*RECORD EXCERPTS*:
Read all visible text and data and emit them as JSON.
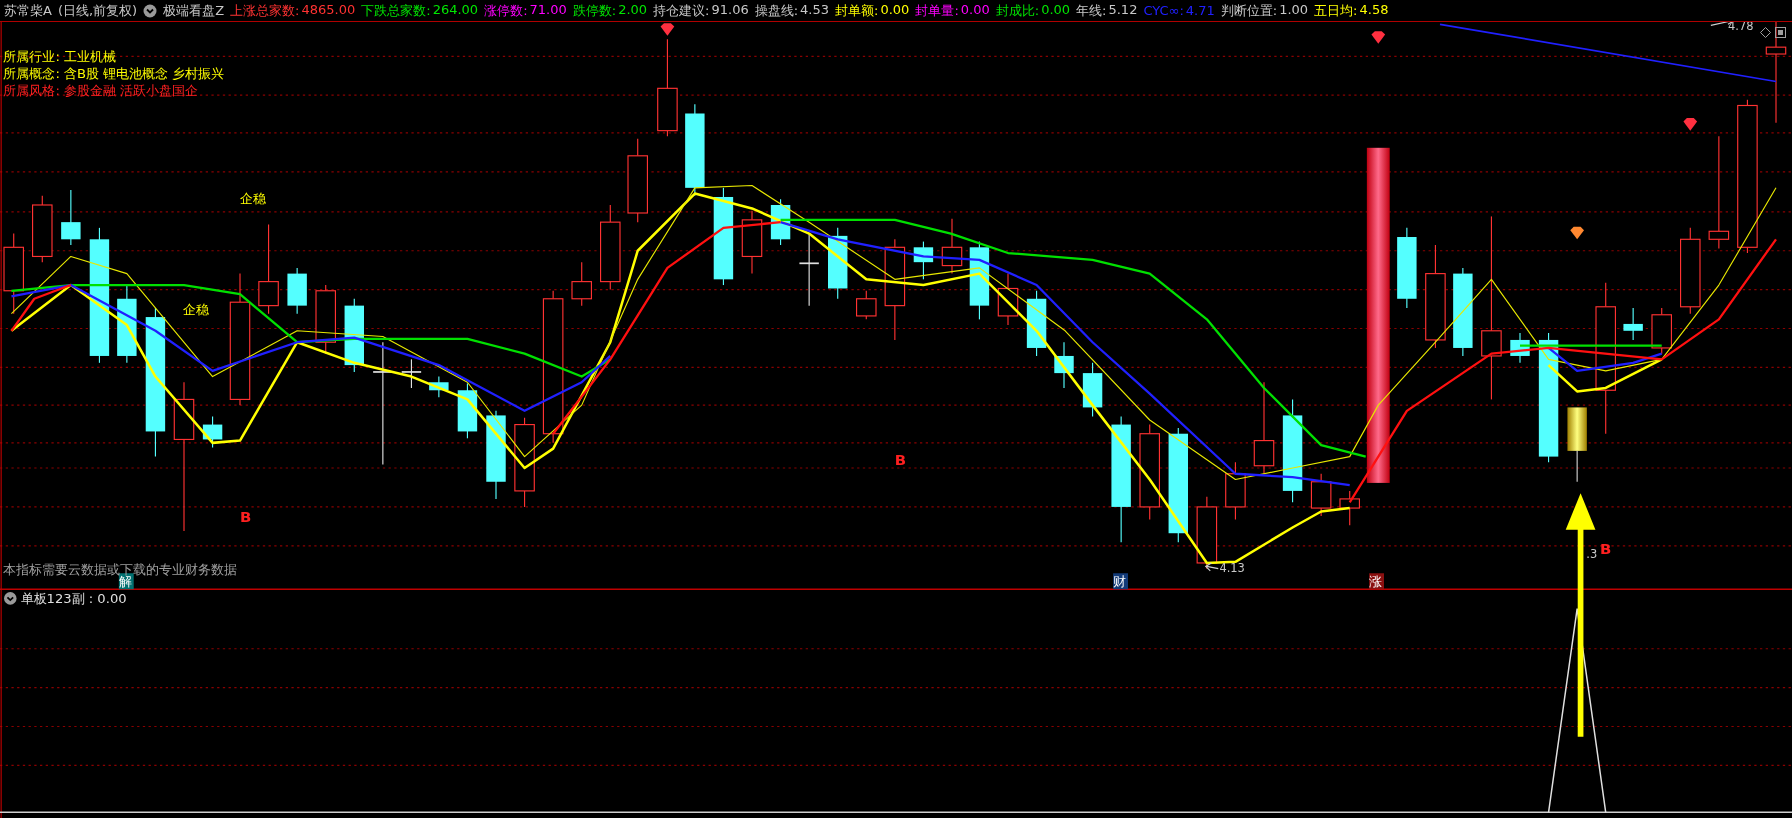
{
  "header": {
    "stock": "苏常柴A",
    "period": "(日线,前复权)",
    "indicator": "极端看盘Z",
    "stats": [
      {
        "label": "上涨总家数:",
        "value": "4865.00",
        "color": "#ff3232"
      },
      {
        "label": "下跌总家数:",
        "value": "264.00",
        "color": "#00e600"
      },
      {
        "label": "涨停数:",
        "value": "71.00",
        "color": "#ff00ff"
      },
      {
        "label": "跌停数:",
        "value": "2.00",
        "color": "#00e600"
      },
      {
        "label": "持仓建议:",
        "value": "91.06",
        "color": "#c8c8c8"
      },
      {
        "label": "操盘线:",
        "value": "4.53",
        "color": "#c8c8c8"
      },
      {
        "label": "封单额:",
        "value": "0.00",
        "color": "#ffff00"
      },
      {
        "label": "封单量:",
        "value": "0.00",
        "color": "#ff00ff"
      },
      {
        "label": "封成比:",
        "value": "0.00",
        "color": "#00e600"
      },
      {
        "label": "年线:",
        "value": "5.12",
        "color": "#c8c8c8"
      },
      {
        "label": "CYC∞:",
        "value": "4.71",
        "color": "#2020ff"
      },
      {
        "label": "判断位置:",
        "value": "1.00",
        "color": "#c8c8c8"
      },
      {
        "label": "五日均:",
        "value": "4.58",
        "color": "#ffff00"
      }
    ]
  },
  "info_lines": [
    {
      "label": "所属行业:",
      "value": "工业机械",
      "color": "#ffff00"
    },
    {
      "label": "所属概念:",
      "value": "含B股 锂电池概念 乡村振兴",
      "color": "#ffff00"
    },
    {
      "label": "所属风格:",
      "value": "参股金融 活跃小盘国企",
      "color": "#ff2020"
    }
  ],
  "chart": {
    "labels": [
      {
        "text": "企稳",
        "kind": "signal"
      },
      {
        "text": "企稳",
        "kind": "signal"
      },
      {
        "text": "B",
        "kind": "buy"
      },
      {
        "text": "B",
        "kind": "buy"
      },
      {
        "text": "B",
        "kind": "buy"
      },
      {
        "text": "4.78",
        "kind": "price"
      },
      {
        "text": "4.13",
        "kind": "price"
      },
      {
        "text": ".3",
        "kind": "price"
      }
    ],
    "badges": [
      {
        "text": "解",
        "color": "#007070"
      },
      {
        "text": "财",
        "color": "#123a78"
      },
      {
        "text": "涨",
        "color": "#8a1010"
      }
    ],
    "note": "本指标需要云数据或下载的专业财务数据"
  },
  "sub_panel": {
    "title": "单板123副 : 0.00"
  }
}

*REQUIRED WORK*:
In the records above, how many lines include the string "text"? Answer with only the number.

*ANSWER TO THE PROBLEM*:
12